Instructions to follow: Look through the material below and give the number of lines holding "Download", with no other words.

======== Supplied material

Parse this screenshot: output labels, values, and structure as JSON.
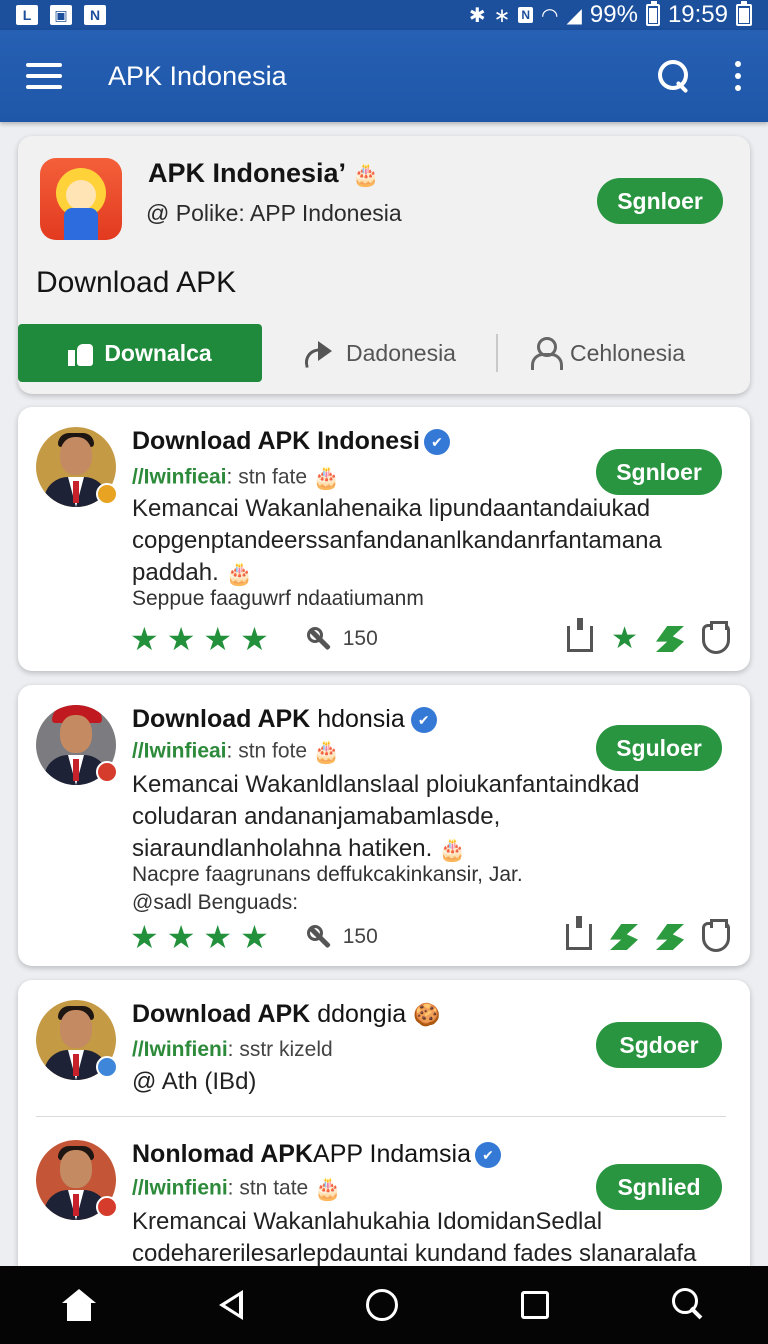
{
  "status_bar": {
    "battery": "99%",
    "time": "19:59"
  },
  "app_bar": {
    "title": "APK Indonesia"
  },
  "profile": {
    "name": "APK Indonesia’",
    "sub": "@ Polike: APP Indonesia",
    "follow_label": "Sgnloer",
    "section_title": "Download APK",
    "tabs": [
      "Downalca",
      "Dadonesia",
      "Cehlonesia"
    ]
  },
  "posts": [
    {
      "name_bold": "Download APK Indonesi",
      "name_rest": "",
      "handle_green": "//Iwinfieai",
      "handle_rest": ": stn  fate",
      "follow_label": "Sgnloer",
      "body": "Kemancai Wakanlahenaika lipundaantandaiukad copgenptandeerssanfandananlkandanrfantamana paddah.",
      "meta": [
        "Seppue faaguwrf ndaatiumanm"
      ],
      "replies": "150"
    },
    {
      "name_bold": "Download APK",
      "name_rest": " hdonsia",
      "handle_green": "//Iwinfieai",
      "handle_rest": ": stn  fote",
      "follow_label": "Sguloer",
      "body": "Kemancai Wakanldlanslaal ploiukanfantaindkad coludaran andananjamabamlasde, siaraundlanholahna hatiken.",
      "meta": [
        "Nacpre faagrunans deffukcakinkansir, Jar.",
        "@sadl Benguads:"
      ],
      "replies": "150"
    },
    {
      "name_bold": "Download APK",
      "name_rest": " ddongia",
      "handle_green": "//Iwinfieni",
      "handle_rest": ": sstr  kizeld",
      "follow_label": "Sgdoer",
      "body": "@  Ath (IBd)",
      "meta": [],
      "replies": ""
    },
    {
      "name_bold": "Nonlomad APK",
      "name_rest": "APP Indamsia",
      "handle_green": "//Iwinfieni",
      "handle_rest": ": stn  tate",
      "follow_label": "Sgnlied",
      "body": "Kremancai Wakanlahukahia IdomidanSedlal codeharerilesarlepdauntai kundand fades slanaralafa",
      "meta": [],
      "replies": ""
    }
  ],
  "colors": {
    "app_bar": "#2660b4",
    "accent_green": "#2a9540",
    "nav": "#050505"
  },
  "icons": [
    "menu-icon",
    "search-icon",
    "more-icon",
    "verified-icon",
    "star-icon",
    "retweet-icon",
    "shield-icon",
    "home-icon",
    "back-icon",
    "recents-icon"
  ]
}
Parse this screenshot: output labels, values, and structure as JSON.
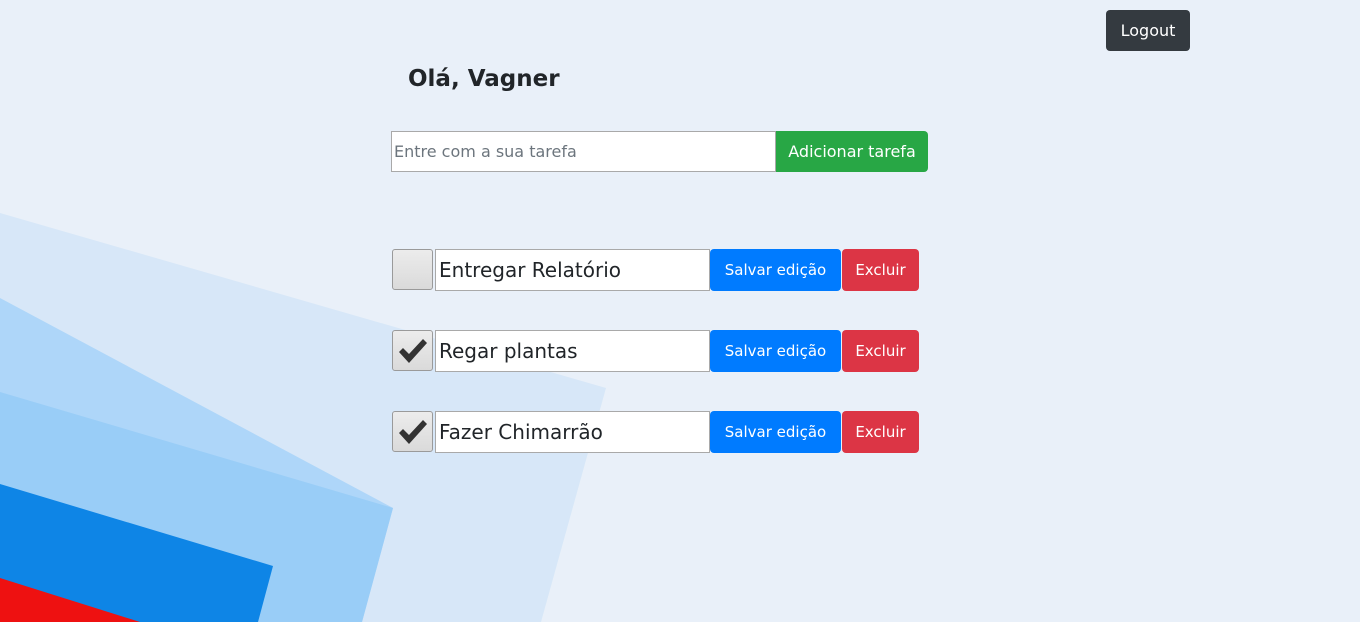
{
  "header": {
    "logout_label": "Logout"
  },
  "greeting": "Olá, Vagner",
  "new_task": {
    "placeholder": "Entre com a sua tarefa",
    "value": "",
    "add_label": "Adicionar tarefa"
  },
  "tasks": [
    {
      "text": "Entregar Relatório",
      "checked": false,
      "save_label": "Salvar edição",
      "delete_label": "Excluir"
    },
    {
      "text": "Regar plantas",
      "checked": true,
      "save_label": "Salvar edição",
      "delete_label": "Excluir"
    },
    {
      "text": "Fazer Chimarrão",
      "checked": true,
      "save_label": "Salvar edição",
      "delete_label": "Excluir"
    }
  ],
  "colors": {
    "background": "#e9f0f9",
    "logout": "#343a40",
    "add": "#28a745",
    "save": "#007bff",
    "delete": "#dc3545"
  },
  "icons": {
    "checkbox_checked": "checkmark-icon"
  }
}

================

Solution for this exercise: 4